Direction: Give back each entry unchanged, minus pictures.

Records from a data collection
········

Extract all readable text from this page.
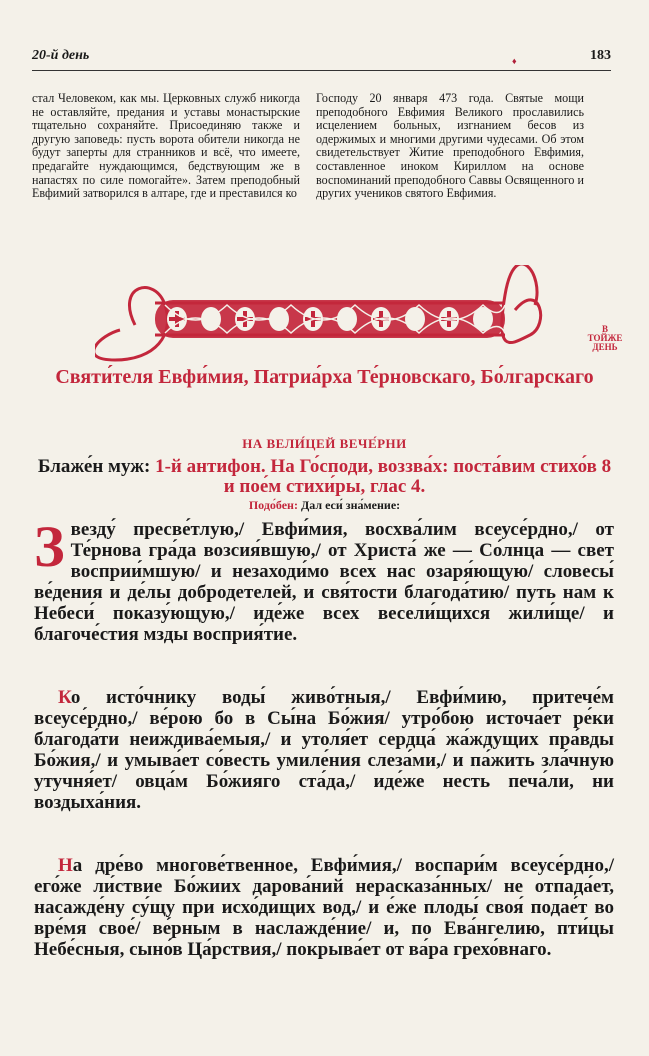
20-й день	♦	183

стал Человеком, как мы. Церковных служб никогда не оставляйте, предания и уставы монастырские тщательно сохраняйте. Присоединяю также и другую заповедь: пусть ворота обители никогда не будут заперты для странников и всё, что имеете, предагайте нуждающимся, бедствующим же в напастях по силе помогайте». Затем преподобный Евфимий затворился в алтаре, где и преставился ко

Господу 20 января 473 года. Святые мощи преподобного Евфимия Великого прославились исцелением больных, изгнанием бесов из одержимых и многими другими чудесами. Об этом свидетельствует Житие преподобного Евфимия, составленное иноком Кириллом на основе воспоминаний преподобного Саввы Освященного и других учеников святого Евфимия.

В
ТОЙЖЕ
ДЕНЬ
Святи́теля Евфи́мия, Патриа́рха Те́рновскаго, Бо́лгарскаго
НА ВЕЛИ́ЦЕЙ ВЕЧЕ́РНИ
Блаже́н муж: 1-й антифон. На Го́споди, воззва́х: поста́вим стихо́в 8 и пое́м стихи́ры, глас 4.
Подо́бен: Дал еси́ зна́мение:
З везду́ пресве́тлую,/ Евфи́мия, восхва́лим всеусе́рдно,/ от Те́рнова гра́да возсия́вшую,/ от Христа́ же — Со́лнца — свет восприи́мшую/ и незаходи́мо всех нас озаря́ющую/ словесы́ ве́дения и де́лы добродетелей, и свя́тости благода́тию/ путь нам к Небеси́ показу́ющую,/ иде́же всех весели́щихся жили́ще/ и благоче́стия мзды восприя́тие.

Ко исто́чнику воды́ живо́тныя,/ Евфи́мию, притече́м всеусе́рдно,/ ве́рою бо в Сы́на Бо́жия/ утро́бою источа́ет ре́ки благода́ти неиждива́емыя,/ и утоля́ет сердца́ жа́ждущих пра́вды Бо́жия,/ и умыва́ет со́весть умиле́ния слеза́ми,/ и па́жить зла́чную утучня́ет/ овца́м Бо́жияго ста́да,/ иде́же несть печа́ли, ни воздыха́ния.

На дре́во многове́твенное, Евфи́мия,/ воспари́м всеусе́рдно,/ его́же ли́ствие Бо́жиих дарова́ний нерасказа́нных/ не отпада́ет, насажде́ну су́щу при исхо́дищих вод,/ и е́же плоды́ своя́ подае́т во вре́мя свое́/ ве́рным в наслажде́ние/ и, по Ева́нгелию, пти́цы Небе́сныя, сыно́в Ца́рствия,/ покрыва́ет от ва́ра грехо́внаго.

········

Written answer:
Extract all readable text from this page.
20-й день	♦	183

стал Человеком, как мы. Церковных служб никогда не оставляйте, предания и уставы монастырские тщательно сохраняйте. Присоединяю также и другую заповедь: пусть ворота обители никогда не будут заперты для странников и всё, что имеете, предагайте нуждающимся, бедствующим же в напастях по силе помогайте». Затем преподобный Евфимий затворился в алтаре, где и преставился ко

Господу 20 января 473 года. Святые мощи преподобного Евфимия Великого прославились исцелением больных, изгнанием бесов из одержимых и многими другими чудесами. Об этом свидетельствует Житие преподобного Евфимия, составленное иноком Кириллом на основе воспоминаний преподобного Саввы Освященного и других учеников святого Евфимия.

В
ТОЙЖЕ
ДЕНЬ
Святи́теля Евфи́мия, Патриа́рха Те́рновскаго, Бо́лгарскаго
НА ВЕЛИ́ЦЕЙ ВЕЧЕ́РНИ
Блаже́н муж: 1-й антифон. На Го́споди, воззва́х: поста́вим стихо́в 8 и пое́м стихи́ры, глас 4.
Подо́бен: Дал еси́ зна́мение:
З везду́ пресве́тлую,/ Евфи́мия, восхва́лим всеусе́рдно,/ от Те́рнова гра́да возсия́вшую,/ от Христа́ же — Со́лнца — свет восприи́мшую/ и незаходи́мо всех нас озаря́ющую/ словесы́ ве́дения и де́лы добродетелей, и свя́тости благода́тию/ путь нам к Небеси́ показу́ющую,/ иде́же всех весели́щихся жили́ще/ и благоче́стия мзды восприя́тие.

Ко исто́чнику воды́ живо́тныя,/ Евфи́мию, притече́м всеусе́рдно,/ ве́рою бо в Сы́на Бо́жия/ утро́бою источа́ет ре́ки благода́ти неиждива́емыя,/ и утоля́ет сердца́ жа́ждущих пра́вды Бо́жия,/ и умыва́ет со́весть умиле́ния слеза́ми,/ и па́жить зла́чную утучня́ет/ овца́м Бо́жияго ста́да,/ иде́же несть печа́ли, ни воздыха́ния.

На дре́во многове́твенное, Евфи́мия,/ воспари́м всеусе́рдно,/ его́же ли́ствие Бо́жиих дарова́ний нерасказа́нных/ не отпада́ет, насажде́ну су́щу при исхо́дищих вод,/ и е́же плоды́ своя́ подае́т во вре́мя свое́/ ве́рным в наслажде́ние/ и, по Ева́нгелию, пти́цы Небе́сныя, сыно́в Ца́рствия,/ покрыва́ет от ва́ра грехо́внаго.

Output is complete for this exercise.